DATA SECTION —
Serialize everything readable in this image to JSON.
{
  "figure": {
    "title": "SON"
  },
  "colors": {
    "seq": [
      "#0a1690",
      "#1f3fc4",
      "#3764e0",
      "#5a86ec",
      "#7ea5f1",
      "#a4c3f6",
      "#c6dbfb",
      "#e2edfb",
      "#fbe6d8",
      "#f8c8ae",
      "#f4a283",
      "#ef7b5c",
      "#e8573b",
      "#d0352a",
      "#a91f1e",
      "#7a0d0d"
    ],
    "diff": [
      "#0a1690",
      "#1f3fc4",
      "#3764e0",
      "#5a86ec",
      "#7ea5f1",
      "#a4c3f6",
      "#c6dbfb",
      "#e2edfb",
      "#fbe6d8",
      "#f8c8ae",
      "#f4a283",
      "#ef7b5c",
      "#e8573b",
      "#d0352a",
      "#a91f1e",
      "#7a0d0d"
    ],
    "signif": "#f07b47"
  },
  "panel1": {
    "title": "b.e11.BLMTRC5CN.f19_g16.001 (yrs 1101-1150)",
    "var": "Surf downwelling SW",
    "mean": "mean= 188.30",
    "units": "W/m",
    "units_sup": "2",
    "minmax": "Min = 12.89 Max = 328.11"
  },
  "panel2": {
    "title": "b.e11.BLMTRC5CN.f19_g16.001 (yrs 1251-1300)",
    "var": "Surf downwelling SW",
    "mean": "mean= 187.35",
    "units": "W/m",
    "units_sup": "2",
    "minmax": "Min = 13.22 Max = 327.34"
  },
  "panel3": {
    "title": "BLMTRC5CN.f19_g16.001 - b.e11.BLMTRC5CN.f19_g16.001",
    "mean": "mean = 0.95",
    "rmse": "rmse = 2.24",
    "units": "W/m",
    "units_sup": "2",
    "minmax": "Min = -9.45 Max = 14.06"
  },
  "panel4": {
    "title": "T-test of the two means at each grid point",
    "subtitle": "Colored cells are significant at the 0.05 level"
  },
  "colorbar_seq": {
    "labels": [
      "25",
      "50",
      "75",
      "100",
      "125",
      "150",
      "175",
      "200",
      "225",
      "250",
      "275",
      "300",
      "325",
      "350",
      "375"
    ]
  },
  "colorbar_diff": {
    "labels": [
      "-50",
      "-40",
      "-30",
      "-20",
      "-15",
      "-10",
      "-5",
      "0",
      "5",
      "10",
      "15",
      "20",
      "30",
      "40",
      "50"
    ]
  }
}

TASK TO COMPLETE — Every entry above should be returned exactly as written.

RESPONSE FOR THIS EXERCISE —
Serialize everything readable in this image to JSON.
{
  "figure": {
    "title": "SON"
  },
  "colors": {
    "seq": [
      "#0a1690",
      "#1f3fc4",
      "#3764e0",
      "#5a86ec",
      "#7ea5f1",
      "#a4c3f6",
      "#c6dbfb",
      "#e2edfb",
      "#fbe6d8",
      "#f8c8ae",
      "#f4a283",
      "#ef7b5c",
      "#e8573b",
      "#d0352a",
      "#a91f1e",
      "#7a0d0d"
    ],
    "diff": [
      "#0a1690",
      "#1f3fc4",
      "#3764e0",
      "#5a86ec",
      "#7ea5f1",
      "#a4c3f6",
      "#c6dbfb",
      "#e2edfb",
      "#fbe6d8",
      "#f8c8ae",
      "#f4a283",
      "#ef7b5c",
      "#e8573b",
      "#d0352a",
      "#a91f1e",
      "#7a0d0d"
    ],
    "signif": "#f07b47"
  },
  "panel1": {
    "title": "b.e11.BLMTRC5CN.f19_g16.001 (yrs 1101-1150)",
    "var": "Surf downwelling SW",
    "mean": "mean= 188.30",
    "units": "W/m",
    "units_sup": "2",
    "minmax": "Min = 12.89 Max = 328.11"
  },
  "panel2": {
    "title": "b.e11.BLMTRC5CN.f19_g16.001 (yrs 1251-1300)",
    "var": "Surf downwelling SW",
    "mean": "mean= 187.35",
    "units": "W/m",
    "units_sup": "2",
    "minmax": "Min = 13.22 Max = 327.34"
  },
  "panel3": {
    "title": "BLMTRC5CN.f19_g16.001 - b.e11.BLMTRC5CN.f19_g16.001",
    "mean": "mean = 0.95",
    "rmse": "rmse = 2.24",
    "units": "W/m",
    "units_sup": "2",
    "minmax": "Min = -9.45 Max = 14.06"
  },
  "panel4": {
    "title": "T-test of the two means at each grid point",
    "subtitle": "Colored cells are significant at the 0.05 level"
  },
  "colorbar_seq": {
    "labels": [
      "25",
      "50",
      "75",
      "100",
      "125",
      "150",
      "175",
      "200",
      "225",
      "250",
      "275",
      "300",
      "325",
      "350",
      "375"
    ]
  },
  "colorbar_diff": {
    "labels": [
      "-50",
      "-40",
      "-30",
      "-20",
      "-15",
      "-10",
      "-5",
      "0",
      "5",
      "10",
      "15",
      "20",
      "30",
      "40",
      "50"
    ]
  }
}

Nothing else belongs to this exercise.